- **TO BE DONE**: Write the material out again exactly.

============

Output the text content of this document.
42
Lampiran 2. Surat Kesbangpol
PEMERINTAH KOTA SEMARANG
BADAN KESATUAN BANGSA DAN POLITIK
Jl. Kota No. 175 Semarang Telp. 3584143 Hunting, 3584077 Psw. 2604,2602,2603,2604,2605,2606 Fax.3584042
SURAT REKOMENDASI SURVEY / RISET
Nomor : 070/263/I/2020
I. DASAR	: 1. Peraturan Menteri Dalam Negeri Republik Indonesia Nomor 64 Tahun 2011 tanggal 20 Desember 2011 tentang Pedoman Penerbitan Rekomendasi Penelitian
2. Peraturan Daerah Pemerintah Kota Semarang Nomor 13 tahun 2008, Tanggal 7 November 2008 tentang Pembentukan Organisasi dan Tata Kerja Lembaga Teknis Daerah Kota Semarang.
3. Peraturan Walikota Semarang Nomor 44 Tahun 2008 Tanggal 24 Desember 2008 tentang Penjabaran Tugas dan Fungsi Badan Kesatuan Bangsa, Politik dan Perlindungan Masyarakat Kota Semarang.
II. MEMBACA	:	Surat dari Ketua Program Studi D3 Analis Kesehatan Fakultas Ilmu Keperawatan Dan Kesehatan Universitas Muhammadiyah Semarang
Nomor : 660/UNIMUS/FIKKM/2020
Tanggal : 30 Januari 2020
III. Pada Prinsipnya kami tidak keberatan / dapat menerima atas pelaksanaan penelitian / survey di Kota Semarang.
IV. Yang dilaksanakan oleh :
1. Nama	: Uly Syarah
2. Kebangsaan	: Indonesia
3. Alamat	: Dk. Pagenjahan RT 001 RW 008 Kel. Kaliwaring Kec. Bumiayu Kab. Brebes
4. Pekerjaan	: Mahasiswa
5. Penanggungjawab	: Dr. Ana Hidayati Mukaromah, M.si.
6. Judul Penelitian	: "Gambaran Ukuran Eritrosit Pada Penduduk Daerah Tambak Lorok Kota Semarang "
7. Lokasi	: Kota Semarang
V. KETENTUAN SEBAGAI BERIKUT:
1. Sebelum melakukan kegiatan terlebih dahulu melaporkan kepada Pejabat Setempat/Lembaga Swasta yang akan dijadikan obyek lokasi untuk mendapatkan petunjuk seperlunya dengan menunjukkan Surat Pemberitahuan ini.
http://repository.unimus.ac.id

============

- **FULL OUTPUT**:
Output the text content of this document.
42
Lampiran 2. Surat Kesbangpol
PEMERINTAH KOTA SEMARANG
BADAN KESATUAN BANGSA DAN POLITIK
Jl. Kota No. 175 Semarang Telp. 3584143 Hunting, 3584077 Psw. 2604,2602,2603,2604,2605,2606 Fax.3584042
SURAT REKOMENDASI SURVEY / RISET
Nomor : 070/263/I/2020
I. DASAR	: 1. Peraturan Menteri Dalam Negeri Republik Indonesia Nomor 64 Tahun 2011 tanggal 20 Desember 2011 tentang Pedoman Penerbitan Rekomendasi Penelitian
2. Peraturan Daerah Pemerintah Kota Semarang Nomor 13 tahun 2008, Tanggal 7 November 2008 tentang Pembentukan Organisasi dan Tata Kerja Lembaga Teknis Daerah Kota Semarang.
3. Peraturan Walikota Semarang Nomor 44 Tahun 2008 Tanggal 24 Desember 2008 tentang Penjabaran Tugas dan Fungsi Badan Kesatuan Bangsa, Politik dan Perlindungan Masyarakat Kota Semarang.
II. MEMBACA	:	Surat dari Ketua Program Studi D3 Analis Kesehatan Fakultas Ilmu Keperawatan Dan Kesehatan Universitas Muhammadiyah Semarang
Nomor : 660/UNIMUS/FIKKM/2020
Tanggal : 30 Januari 2020
III. Pada Prinsipnya kami tidak keberatan / dapat menerima atas pelaksanaan penelitian / survey di Kota Semarang.
IV. Yang dilaksanakan oleh :
1. Nama	: Uly Syarah
2. Kebangsaan	: Indonesia
3. Alamat	: Dk. Pagenjahan RT 001 RW 008 Kel. Kaliwaring Kec. Bumiayu Kab. Brebes
4. Pekerjaan	: Mahasiswa
5. Penanggungjawab	: Dr. Ana Hidayati Mukaromah, M.si.
6. Judul Penelitian	: "Gambaran Ukuran Eritrosit Pada Penduduk Daerah Tambak Lorok Kota Semarang "
7. Lokasi	: Kota Semarang
V. KETENTUAN SEBAGAI BERIKUT:
1. Sebelum melakukan kegiatan terlebih dahulu melaporkan kepada Pejabat Setempat/Lembaga Swasta yang akan dijadikan obyek lokasi untuk mendapatkan petunjuk seperlunya dengan menunjukkan Surat Pemberitahuan ini.
http://repository.unimus.ac.id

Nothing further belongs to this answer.